[Dataset records]
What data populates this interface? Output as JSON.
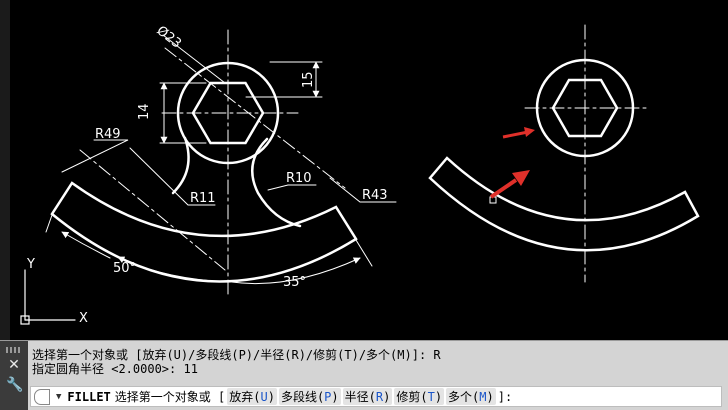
{
  "drawing": {
    "dim_phi23": "Ø23",
    "dim_15": "15",
    "dim_14": "14",
    "dim_r49": "R49",
    "dim_r11": "R11",
    "dim_r10": "R10",
    "dim_r43": "R43",
    "dim_50deg": "50°",
    "dim_35deg": "35°",
    "ucs_y": "Y",
    "ucs_x": "X"
  },
  "command": {
    "history": [
      "选择第一个对象或 [放弃(U)/多段线(P)/半径(R)/修剪(T)/多个(M)]: R",
      "指定圆角半径 <2.0000>: 11"
    ],
    "name": "FILLET",
    "prompt": "选择第一个对象或 [",
    "options": [
      {
        "label": "放弃(",
        "key": "U",
        "end": ")"
      },
      {
        "label": "多段线(",
        "key": "P",
        "end": ")"
      },
      {
        "label": "半径(",
        "key": "R",
        "end": ")"
      },
      {
        "label": "修剪(",
        "key": "T",
        "end": ")"
      },
      {
        "label": "多个(",
        "key": "M",
        "end": ")"
      }
    ],
    "suffix": "]:"
  },
  "colors": {
    "background": "#000000",
    "geometry": "#ffffff",
    "arrow": "#e0302a",
    "key": "#1a55c9"
  },
  "icons": {
    "close": "close-icon",
    "settings": "wrench-icon",
    "prompt": "command-prompt-icon",
    "dropdown": "chevron-down-icon"
  }
}
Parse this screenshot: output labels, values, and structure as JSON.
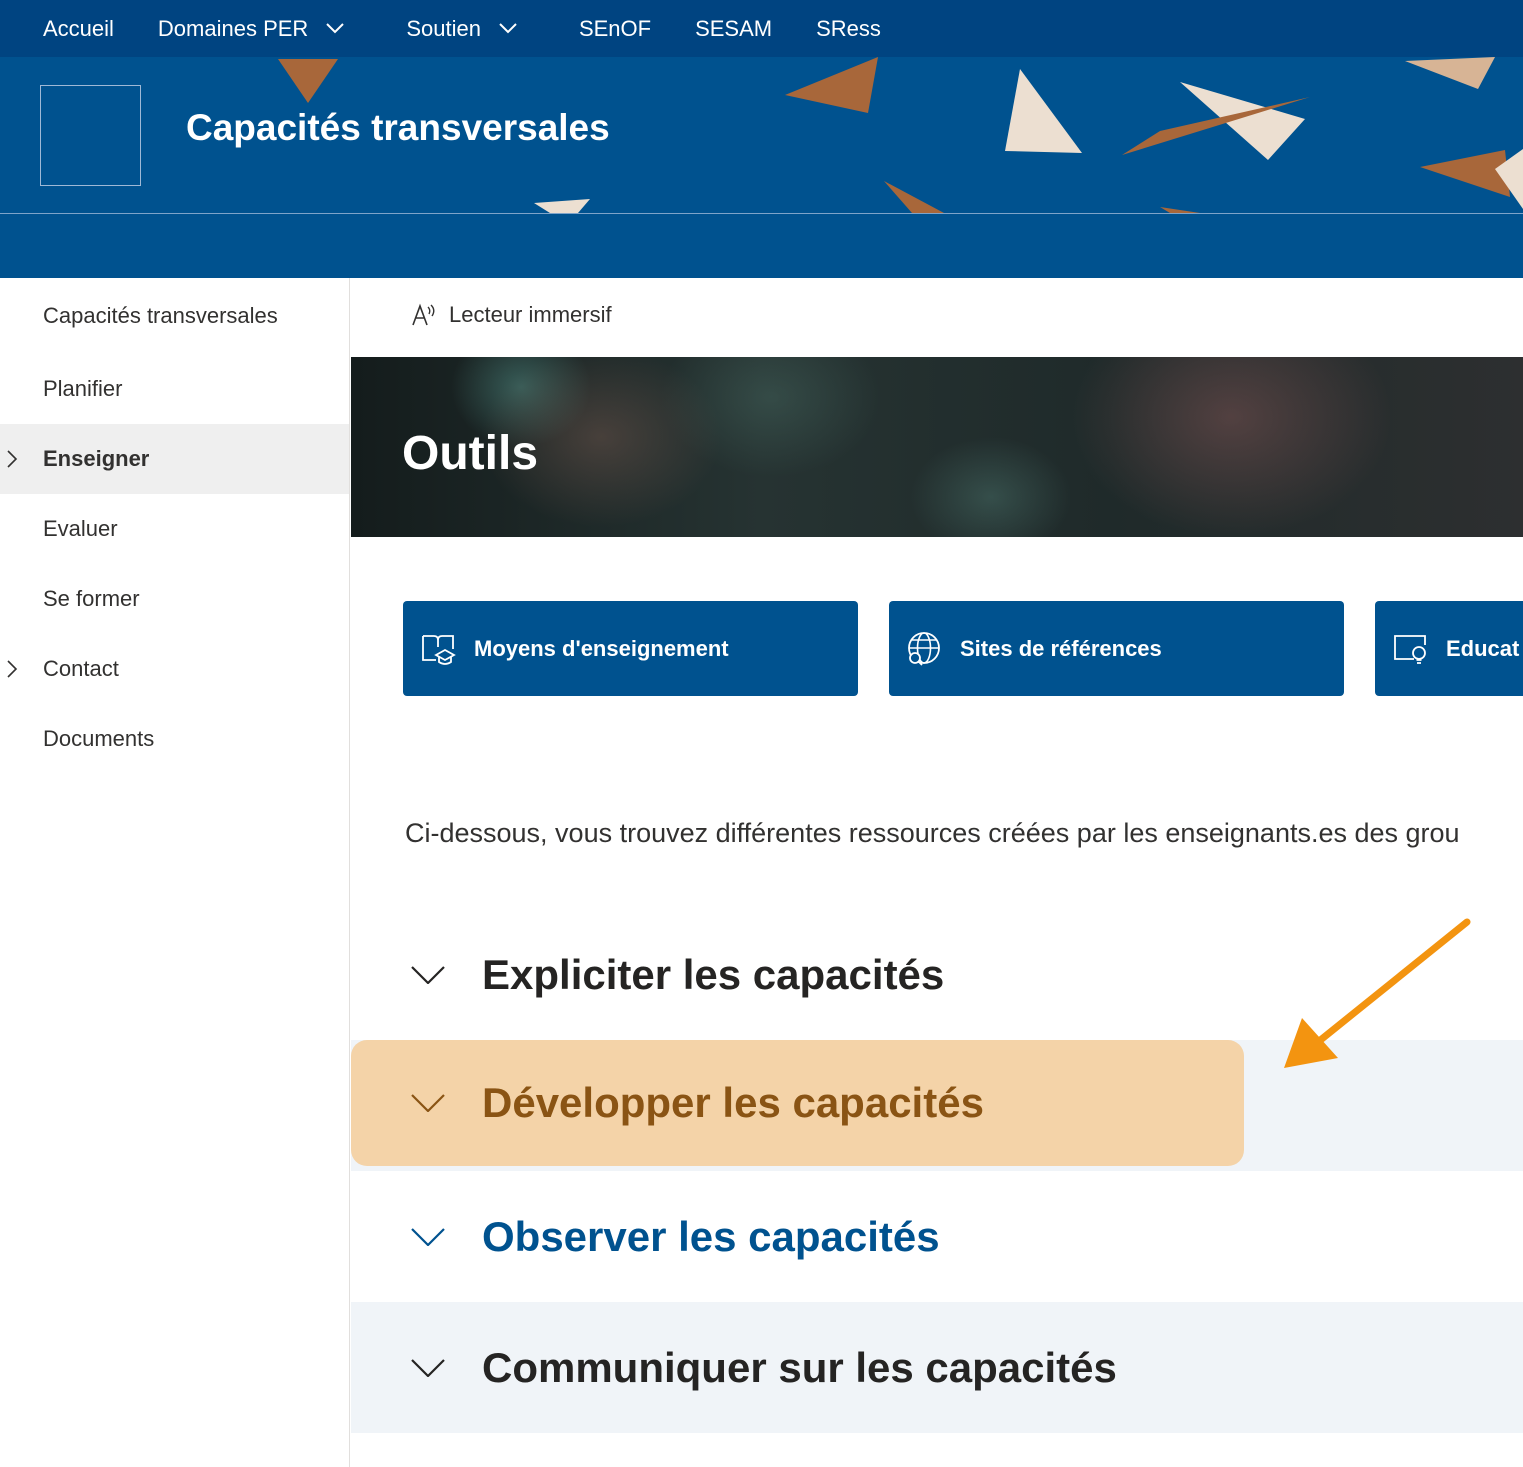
{
  "topnav": {
    "items": [
      {
        "label": "Accueil",
        "dropdown": false
      },
      {
        "label": "Domaines PER",
        "dropdown": true
      },
      {
        "label": "Soutien",
        "dropdown": true
      },
      {
        "label": "SEnOF",
        "dropdown": false
      },
      {
        "label": "SESAM",
        "dropdown": false
      },
      {
        "label": "SRess",
        "dropdown": false
      }
    ]
  },
  "site": {
    "title": "Capacités transversales"
  },
  "sidebar": {
    "items": [
      {
        "label": "Capacités transversales",
        "active": false,
        "expandable": false
      },
      {
        "label": "Planifier",
        "active": false,
        "expandable": false
      },
      {
        "label": "Enseigner",
        "active": true,
        "expandable": true
      },
      {
        "label": "Evaluer",
        "active": false,
        "expandable": false
      },
      {
        "label": "Se former",
        "active": false,
        "expandable": false
      },
      {
        "label": "Contact",
        "active": false,
        "expandable": true
      },
      {
        "label": "Documents",
        "active": false,
        "expandable": false
      }
    ]
  },
  "commandbar": {
    "immersive_reader": "Lecteur immersif"
  },
  "hero": {
    "title": "Outils"
  },
  "quick_links": [
    {
      "label": "Moyens d'enseignement",
      "icon": "book-graduation-icon"
    },
    {
      "label": "Sites de références",
      "icon": "globe-search-icon"
    },
    {
      "label": "Educat",
      "icon": "screen-lightbulb-icon"
    }
  ],
  "intro": {
    "text": "Ci-dessous, vous trouvez différentes ressources créées par les enseignants.es des grou"
  },
  "accordion": {
    "sections": [
      {
        "title": "Expliciter les capacités"
      },
      {
        "title": "Développer les capacités"
      },
      {
        "title": "Observer les capacités"
      },
      {
        "title": "Communiquer sur les capacités"
      }
    ]
  },
  "colors": {
    "nav_bg": "#004481",
    "brand": "#00528f",
    "highlight": "#f4d3a8",
    "annotation_arrow": "#f39410"
  }
}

◆ **Directions for this task**
Your job is to transcribe the entries above exactly; skip the pictures.

◆ **Solution**
What data populates this interface? Output as JSON.
{
  "drawing": {
    "dim_phi23": "Ø23",
    "dim_15": "15",
    "dim_14": "14",
    "dim_r49": "R49",
    "dim_r11": "R11",
    "dim_r10": "R10",
    "dim_r43": "R43",
    "dim_50deg": "50°",
    "dim_35deg": "35°",
    "ucs_y": "Y",
    "ucs_x": "X"
  },
  "command": {
    "history": [
      "选择第一个对象或 [放弃(U)/多段线(P)/半径(R)/修剪(T)/多个(M)]: R",
      "指定圆角半径 <2.0000>: 11"
    ],
    "name": "FILLET",
    "prompt": "选择第一个对象或 [",
    "options": [
      {
        "label": "放弃(",
        "key": "U",
        "end": ")"
      },
      {
        "label": "多段线(",
        "key": "P",
        "end": ")"
      },
      {
        "label": "半径(",
        "key": "R",
        "end": ")"
      },
      {
        "label": "修剪(",
        "key": "T",
        "end": ")"
      },
      {
        "label": "多个(",
        "key": "M",
        "end": ")"
      }
    ],
    "suffix": "]:"
  },
  "colors": {
    "background": "#000000",
    "geometry": "#ffffff",
    "arrow": "#e0302a",
    "key": "#1a55c9"
  },
  "icons": {
    "close": "close-icon",
    "settings": "wrench-icon",
    "prompt": "command-prompt-icon",
    "dropdown": "chevron-down-icon"
  }
}
Parse this screenshot: output labels, values, and structure as JSON.
{
  "topnav": {
    "items": [
      {
        "label": "Accueil",
        "dropdown": false
      },
      {
        "label": "Domaines PER",
        "dropdown": true
      },
      {
        "label": "Soutien",
        "dropdown": true
      },
      {
        "label": "SEnOF",
        "dropdown": false
      },
      {
        "label": "SESAM",
        "dropdown": false
      },
      {
        "label": "SRess",
        "dropdown": false
      }
    ]
  },
  "site": {
    "title": "Capacités transversales"
  },
  "sidebar": {
    "items": [
      {
        "label": "Capacités transversales",
        "active": false,
        "expandable": false
      },
      {
        "label": "Planifier",
        "active": false,
        "expandable": false
      },
      {
        "label": "Enseigner",
        "active": true,
        "expandable": true
      },
      {
        "label": "Evaluer",
        "active": false,
        "expandable": false
      },
      {
        "label": "Se former",
        "active": false,
        "expandable": false
      },
      {
        "label": "Contact",
        "active": false,
        "expandable": true
      },
      {
        "label": "Documents",
        "active": false,
        "expandable": false
      }
    ]
  },
  "commandbar": {
    "immersive_reader": "Lecteur immersif"
  },
  "hero": {
    "title": "Outils"
  },
  "quick_links": [
    {
      "label": "Moyens d'enseignement",
      "icon": "book-graduation-icon"
    },
    {
      "label": "Sites de références",
      "icon": "globe-search-icon"
    },
    {
      "label": "Educat",
      "icon": "screen-lightbulb-icon"
    }
  ],
  "intro": {
    "text": "Ci-dessous, vous trouvez différentes ressources créées par les enseignants.es des grou"
  },
  "accordion": {
    "sections": [
      {
        "title": "Expliciter les capacités"
      },
      {
        "title": "Développer les capacités"
      },
      {
        "title": "Observer les capacités"
      },
      {
        "title": "Communiquer sur les capacités"
      }
    ]
  },
  "colors": {
    "nav_bg": "#004481",
    "brand": "#00528f",
    "highlight": "#f4d3a8",
    "annotation_arrow": "#f39410"
  }
}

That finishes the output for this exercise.